• [WHAT YOU NEED TO DO]:
Pick out the lines below that include the string "Pending".

_ _ _ _ _

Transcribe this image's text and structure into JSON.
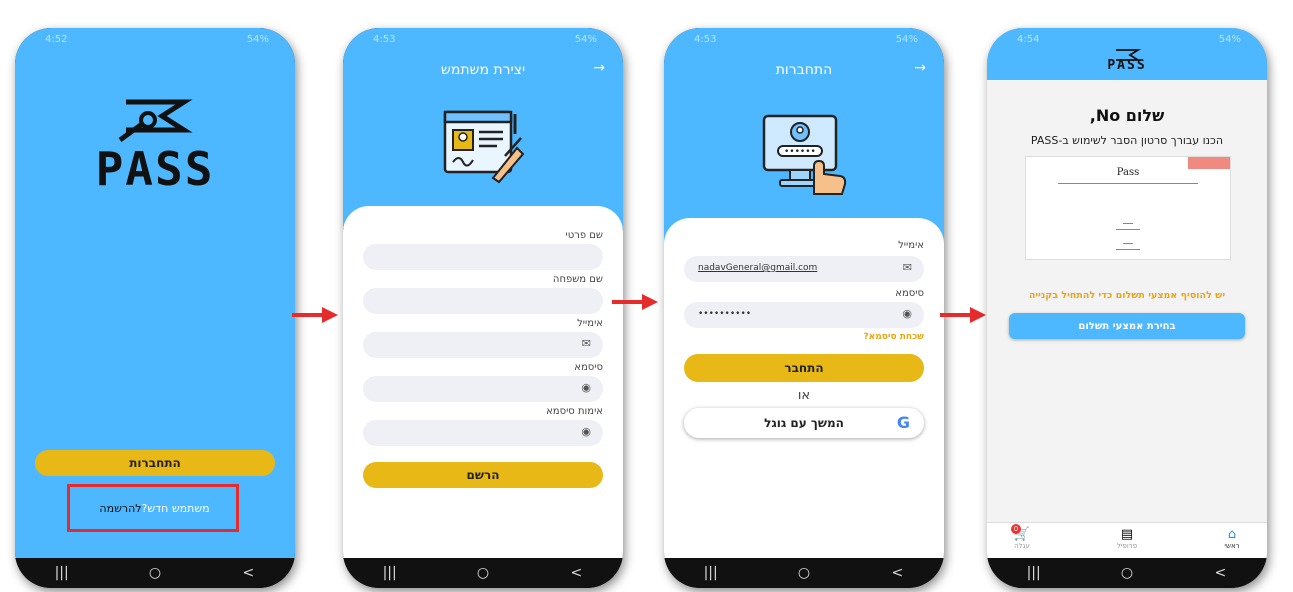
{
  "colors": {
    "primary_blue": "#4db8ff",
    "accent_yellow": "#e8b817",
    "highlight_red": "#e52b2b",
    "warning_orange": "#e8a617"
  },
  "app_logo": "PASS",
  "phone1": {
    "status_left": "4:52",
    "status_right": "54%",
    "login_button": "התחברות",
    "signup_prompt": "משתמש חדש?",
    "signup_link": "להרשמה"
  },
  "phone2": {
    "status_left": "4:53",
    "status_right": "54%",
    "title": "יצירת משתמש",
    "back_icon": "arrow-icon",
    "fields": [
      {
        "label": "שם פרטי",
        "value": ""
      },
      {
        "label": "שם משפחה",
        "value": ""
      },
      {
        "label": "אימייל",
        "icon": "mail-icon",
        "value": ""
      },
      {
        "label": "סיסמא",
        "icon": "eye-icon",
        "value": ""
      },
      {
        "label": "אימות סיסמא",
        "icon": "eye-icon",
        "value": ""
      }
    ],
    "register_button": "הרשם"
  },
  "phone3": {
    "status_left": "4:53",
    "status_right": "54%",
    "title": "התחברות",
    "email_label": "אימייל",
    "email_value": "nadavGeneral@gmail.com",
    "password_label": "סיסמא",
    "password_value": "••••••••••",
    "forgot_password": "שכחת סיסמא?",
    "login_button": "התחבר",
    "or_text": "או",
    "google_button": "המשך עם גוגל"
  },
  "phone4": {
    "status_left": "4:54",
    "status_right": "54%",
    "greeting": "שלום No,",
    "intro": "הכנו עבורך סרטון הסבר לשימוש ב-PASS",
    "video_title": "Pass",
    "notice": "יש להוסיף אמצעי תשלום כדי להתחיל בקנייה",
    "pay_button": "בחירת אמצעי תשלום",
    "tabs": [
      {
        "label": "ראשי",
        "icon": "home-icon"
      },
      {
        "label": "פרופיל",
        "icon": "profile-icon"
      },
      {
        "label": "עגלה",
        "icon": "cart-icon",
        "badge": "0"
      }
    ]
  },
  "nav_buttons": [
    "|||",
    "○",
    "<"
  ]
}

_ _ _ _ _

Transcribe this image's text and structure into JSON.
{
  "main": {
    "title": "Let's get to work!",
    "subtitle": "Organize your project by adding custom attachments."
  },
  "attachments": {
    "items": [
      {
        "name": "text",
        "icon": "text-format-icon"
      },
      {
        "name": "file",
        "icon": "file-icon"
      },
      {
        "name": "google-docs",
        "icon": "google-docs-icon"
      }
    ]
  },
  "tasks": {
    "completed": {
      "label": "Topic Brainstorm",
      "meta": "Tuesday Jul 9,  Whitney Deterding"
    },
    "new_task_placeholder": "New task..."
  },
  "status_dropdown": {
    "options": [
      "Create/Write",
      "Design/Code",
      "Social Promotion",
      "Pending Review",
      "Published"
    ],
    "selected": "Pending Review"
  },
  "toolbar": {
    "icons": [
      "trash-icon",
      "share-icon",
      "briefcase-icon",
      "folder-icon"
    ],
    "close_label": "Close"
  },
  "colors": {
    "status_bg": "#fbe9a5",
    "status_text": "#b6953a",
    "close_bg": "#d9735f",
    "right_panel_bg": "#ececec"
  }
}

_ _ _ _ _

• [SOLUTION TO THIS PROBLEM]:
      "Pending Review",
    "selected": "Pending Review"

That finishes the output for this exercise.